Data records:
****************

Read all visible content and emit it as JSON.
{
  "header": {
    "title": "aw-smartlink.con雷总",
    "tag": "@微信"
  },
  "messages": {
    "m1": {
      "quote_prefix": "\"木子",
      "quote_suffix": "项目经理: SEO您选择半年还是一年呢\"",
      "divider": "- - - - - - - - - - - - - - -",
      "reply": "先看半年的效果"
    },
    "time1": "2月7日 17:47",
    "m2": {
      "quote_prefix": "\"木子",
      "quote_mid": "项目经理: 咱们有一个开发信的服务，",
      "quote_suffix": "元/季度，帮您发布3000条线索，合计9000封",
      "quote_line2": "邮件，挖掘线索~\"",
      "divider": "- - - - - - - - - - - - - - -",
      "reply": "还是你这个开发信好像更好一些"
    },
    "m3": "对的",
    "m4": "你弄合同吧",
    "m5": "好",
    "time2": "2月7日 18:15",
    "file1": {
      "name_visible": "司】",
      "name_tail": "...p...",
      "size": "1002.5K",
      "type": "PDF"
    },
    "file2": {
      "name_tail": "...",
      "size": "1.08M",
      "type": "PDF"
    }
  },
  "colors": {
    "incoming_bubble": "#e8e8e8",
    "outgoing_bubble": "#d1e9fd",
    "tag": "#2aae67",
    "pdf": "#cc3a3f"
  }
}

****************

- [INSTRUCTIONS TO FOLLOW]: Every entry needs to be retyped exactly.

- [TASK ANSWER]:
Read all visible content and emit it as JSON.
{
  "header": {
    "title": "aw-smartlink.con雷总",
    "tag": "@微信"
  },
  "messages": {
    "m1": {
      "quote_prefix": "\"木子",
      "quote_suffix": "项目经理: SEO您选择半年还是一年呢\"",
      "divider": "- - - - - - - - - - - - - - -",
      "reply": "先看半年的效果"
    },
    "time1": "2月7日 17:47",
    "m2": {
      "quote_prefix": "\"木子",
      "quote_mid": "项目经理: 咱们有一个开发信的服务，",
      "quote_suffix": "元/季度，帮您发布3000条线索，合计9000封",
      "quote_line2": "邮件，挖掘线索~\"",
      "divider": "- - - - - - - - - - - - - - -",
      "reply": "还是你这个开发信好像更好一些"
    },
    "m3": "对的",
    "m4": "你弄合同吧",
    "m5": "好",
    "time2": "2月7日 18:15",
    "file1": {
      "name_visible": "司】",
      "name_tail": "...p...",
      "size": "1002.5K",
      "type": "PDF"
    },
    "file2": {
      "name_tail": "...",
      "size": "1.08M",
      "type": "PDF"
    }
  },
  "colors": {
    "incoming_bubble": "#e8e8e8",
    "outgoing_bubble": "#d1e9fd",
    "tag": "#2aae67",
    "pdf": "#cc3a3f"
  }
}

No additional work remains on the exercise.